(Data excerpts)
-- begin --

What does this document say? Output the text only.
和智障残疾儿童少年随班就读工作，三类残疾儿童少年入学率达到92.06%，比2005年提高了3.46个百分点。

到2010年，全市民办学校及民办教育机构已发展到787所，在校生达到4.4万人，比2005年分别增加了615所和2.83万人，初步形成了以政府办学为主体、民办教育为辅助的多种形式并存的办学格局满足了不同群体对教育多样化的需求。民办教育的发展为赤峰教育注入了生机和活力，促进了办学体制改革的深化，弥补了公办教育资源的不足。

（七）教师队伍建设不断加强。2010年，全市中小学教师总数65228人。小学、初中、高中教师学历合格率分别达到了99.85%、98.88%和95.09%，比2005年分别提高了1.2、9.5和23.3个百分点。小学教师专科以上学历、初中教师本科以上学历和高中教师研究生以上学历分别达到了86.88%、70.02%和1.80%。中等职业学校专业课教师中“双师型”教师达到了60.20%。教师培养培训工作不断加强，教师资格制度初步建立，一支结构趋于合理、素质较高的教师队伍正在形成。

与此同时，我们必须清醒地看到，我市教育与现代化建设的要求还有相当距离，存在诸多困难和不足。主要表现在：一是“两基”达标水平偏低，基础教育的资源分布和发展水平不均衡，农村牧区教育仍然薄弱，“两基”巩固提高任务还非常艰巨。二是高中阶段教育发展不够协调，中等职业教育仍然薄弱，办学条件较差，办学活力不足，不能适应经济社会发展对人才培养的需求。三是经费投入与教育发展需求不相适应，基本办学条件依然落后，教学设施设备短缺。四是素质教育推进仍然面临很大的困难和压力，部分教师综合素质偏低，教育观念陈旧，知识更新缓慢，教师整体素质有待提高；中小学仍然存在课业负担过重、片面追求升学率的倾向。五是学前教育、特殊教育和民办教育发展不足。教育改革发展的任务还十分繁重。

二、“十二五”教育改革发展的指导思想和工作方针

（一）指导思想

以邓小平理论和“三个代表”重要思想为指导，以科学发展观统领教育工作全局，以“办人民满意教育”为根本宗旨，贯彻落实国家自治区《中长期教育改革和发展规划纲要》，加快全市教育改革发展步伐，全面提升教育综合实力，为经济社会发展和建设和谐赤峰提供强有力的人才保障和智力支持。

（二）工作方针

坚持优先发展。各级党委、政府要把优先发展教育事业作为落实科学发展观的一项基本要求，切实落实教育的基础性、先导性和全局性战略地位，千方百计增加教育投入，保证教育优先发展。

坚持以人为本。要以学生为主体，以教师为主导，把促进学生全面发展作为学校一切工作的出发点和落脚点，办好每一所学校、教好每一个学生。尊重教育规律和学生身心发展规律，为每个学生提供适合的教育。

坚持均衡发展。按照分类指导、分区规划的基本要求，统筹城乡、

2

-- end --

** EXERCISE DESCRIPTION **
Make an exact copy of every line in the data.

** RESPONSE TO THE EXERCISE **
What does this document say? Output the text only.
和智障残疾儿童少年随班就读工作，三类残疾儿童少年入学率达到92.06%，比2005年提高了3.46个百分点。

到2010年，全市民办学校及民办教育机构已发展到787所，在校生达到4.4万人，比2005年分别增加了615所和2.83万人，初步形成了以政府办学为主体、民办教育为辅助的多种形式并存的办学格局满足了不同群体对教育多样化的需求。民办教育的发展为赤峰教育注入了生机和活力，促进了办学体制改革的深化，弥补了公办教育资源的不足。

（七）教师队伍建设不断加强。2010年，全市中小学教师总数65228人。小学、初中、高中教师学历合格率分别达到了99.85%、98.88%和95.09%，比2005年分别提高了1.2、9.5和23.3个百分点。小学教师专科以上学历、初中教师本科以上学历和高中教师研究生以上学历分别达到了86.88%、70.02%和1.80%。中等职业学校专业课教师中“双师型”教师达到了60.20%。教师培养培训工作不断加强，教师资格制度初步建立，一支结构趋于合理、素质较高的教师队伍正在形成。

与此同时，我们必须清醒地看到，我市教育与现代化建设的要求还有相当距离，存在诸多困难和不足。主要表现在：一是“两基”达标水平偏低，基础教育的资源分布和发展水平不均衡，农村牧区教育仍然薄弱，“两基”巩固提高任务还非常艰巨。二是高中阶段教育发展不够协调，中等职业教育仍然薄弱，办学条件较差，办学活力不足，不能适应经济社会发展对人才培养的需求。三是经费投入与教育发展需求不相适应，基本办学条件依然落后，教学设施设备短缺。四是素质教育推进仍然面临很大的困难和压力，部分教师综合素质偏低，教育观念陈旧，知识更新缓慢，教师整体素质有待提高；中小学仍然存在课业负担过重、片面追求升学率的倾向。五是学前教育、特殊教育和民办教育发展不足。教育改革发展的任务还十分繁重。

二、“十二五”教育改革发展的指导思想和工作方针

（一）指导思想

以邓小平理论和“三个代表”重要思想为指导，以科学发展观统领教育工作全局，以“办人民满意教育”为根本宗旨，贯彻落实国家自治区《中长期教育改革和发展规划纲要》，加快全市教育改革发展步伐，全面提升教育综合实力，为经济社会发展和建设和谐赤峰提供强有力的人才保障和智力支持。

（二）工作方针

坚持优先发展。各级党委、政府要把优先发展教育事业作为落实科学发展观的一项基本要求，切实落实教育的基础性、先导性和全局性战略地位，千方百计增加教育投入，保证教育优先发展。

坚持以人为本。要以学生为主体，以教师为主导，把促进学生全面发展作为学校一切工作的出发点和落脚点，办好每一所学校、教好每一个学生。尊重教育规律和学生身心发展规律，为每个学生提供适合的教育。

坚持均衡发展。按照分类指导、分区规划的基本要求，统筹城乡、

2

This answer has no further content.